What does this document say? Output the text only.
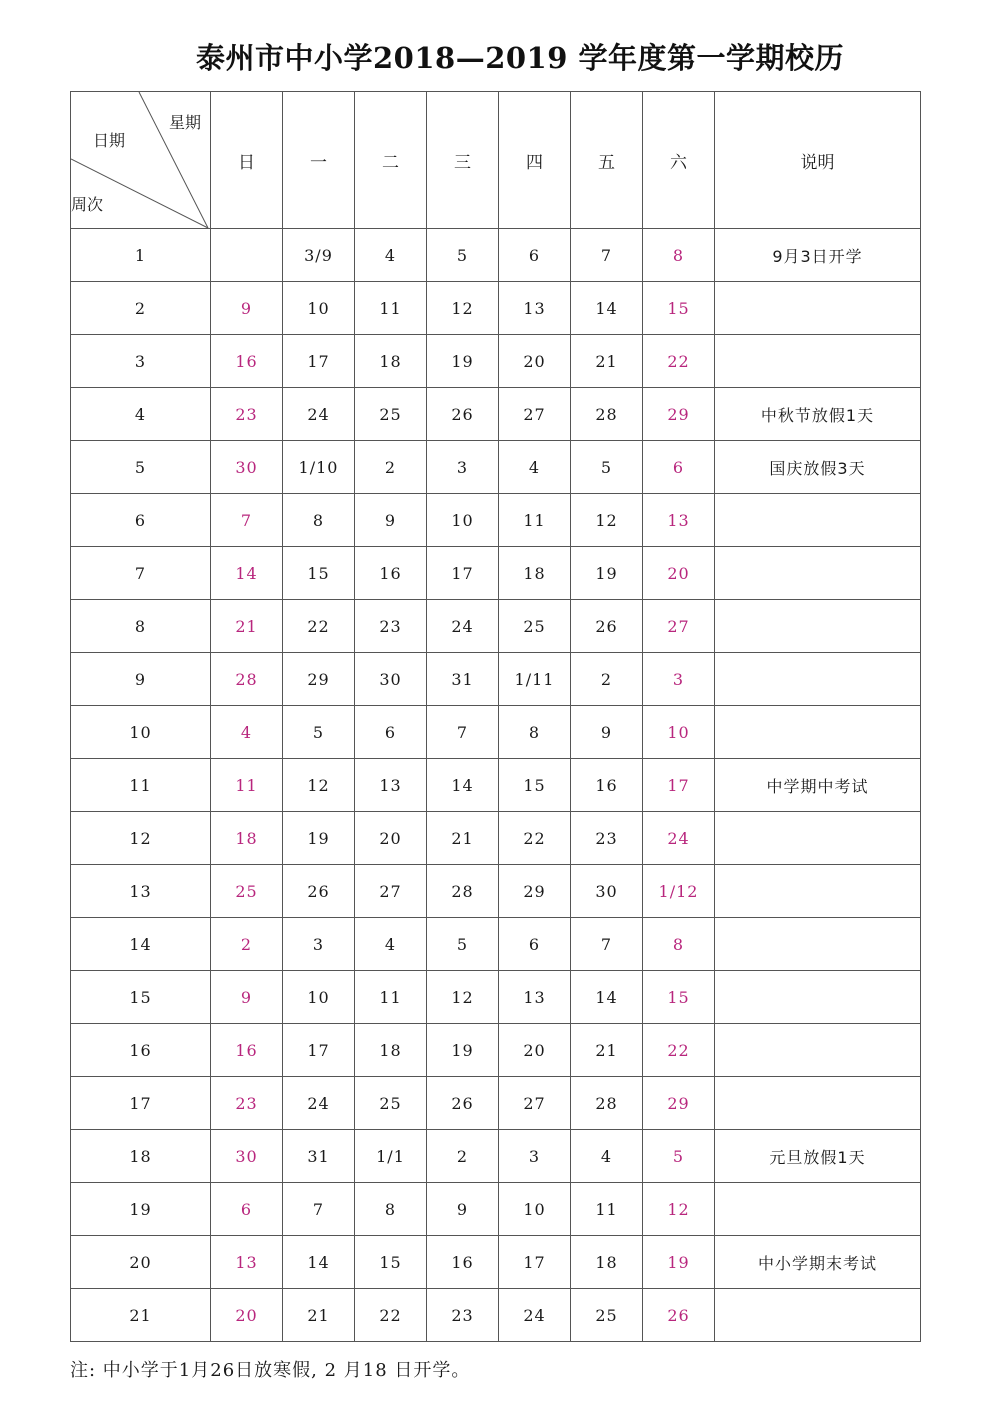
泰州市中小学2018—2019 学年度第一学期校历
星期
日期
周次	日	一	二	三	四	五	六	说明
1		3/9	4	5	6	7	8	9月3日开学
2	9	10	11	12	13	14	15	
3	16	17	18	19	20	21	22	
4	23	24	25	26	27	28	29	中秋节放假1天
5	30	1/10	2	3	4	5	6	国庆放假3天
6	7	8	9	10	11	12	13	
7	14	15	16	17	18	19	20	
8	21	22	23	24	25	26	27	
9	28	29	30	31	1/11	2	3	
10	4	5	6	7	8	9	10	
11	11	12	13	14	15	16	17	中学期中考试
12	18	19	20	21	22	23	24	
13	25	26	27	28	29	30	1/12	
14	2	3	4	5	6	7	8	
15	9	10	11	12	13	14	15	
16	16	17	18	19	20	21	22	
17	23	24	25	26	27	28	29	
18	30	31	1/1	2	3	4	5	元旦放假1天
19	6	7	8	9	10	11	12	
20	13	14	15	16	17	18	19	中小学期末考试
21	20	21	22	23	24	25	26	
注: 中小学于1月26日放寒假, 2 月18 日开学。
◆ ◆ ◆ ◆
* Instructions to follow
Leave every image out, and retype the material exactly.

* Answer to this problem
What does this document say? Output the text only.
泰州市中小学2018—2019 学年度第一学期校历
星期
日期
周次	日	一	二	三	四	五	六	说明
1		3/9	4	5	6	7	8	9月3日开学
2	9	10	11	12	13	14	15	
3	16	17	18	19	20	21	22	
4	23	24	25	26	27	28	29	中秋节放假1天
5	30	1/10	2	3	4	5	6	国庆放假3天
6	7	8	9	10	11	12	13	
7	14	15	16	17	18	19	20	
8	21	22	23	24	25	26	27	
9	28	29	30	31	1/11	2	3	
10	4	5	6	7	8	9	10	
11	11	12	13	14	15	16	17	中学期中考试
12	18	19	20	21	22	23	24	
13	25	26	27	28	29	30	1/12	
14	2	3	4	5	6	7	8	
15	9	10	11	12	13	14	15	
16	16	17	18	19	20	21	22	
17	23	24	25	26	27	28	29	
18	30	31	1/1	2	3	4	5	元旦放假1天
19	6	7	8	9	10	11	12	
20	13	14	15	16	17	18	19	中小学期末考试
21	20	21	22	23	24	25	26	
注: 中小学于1月26日放寒假, 2 月18 日开学。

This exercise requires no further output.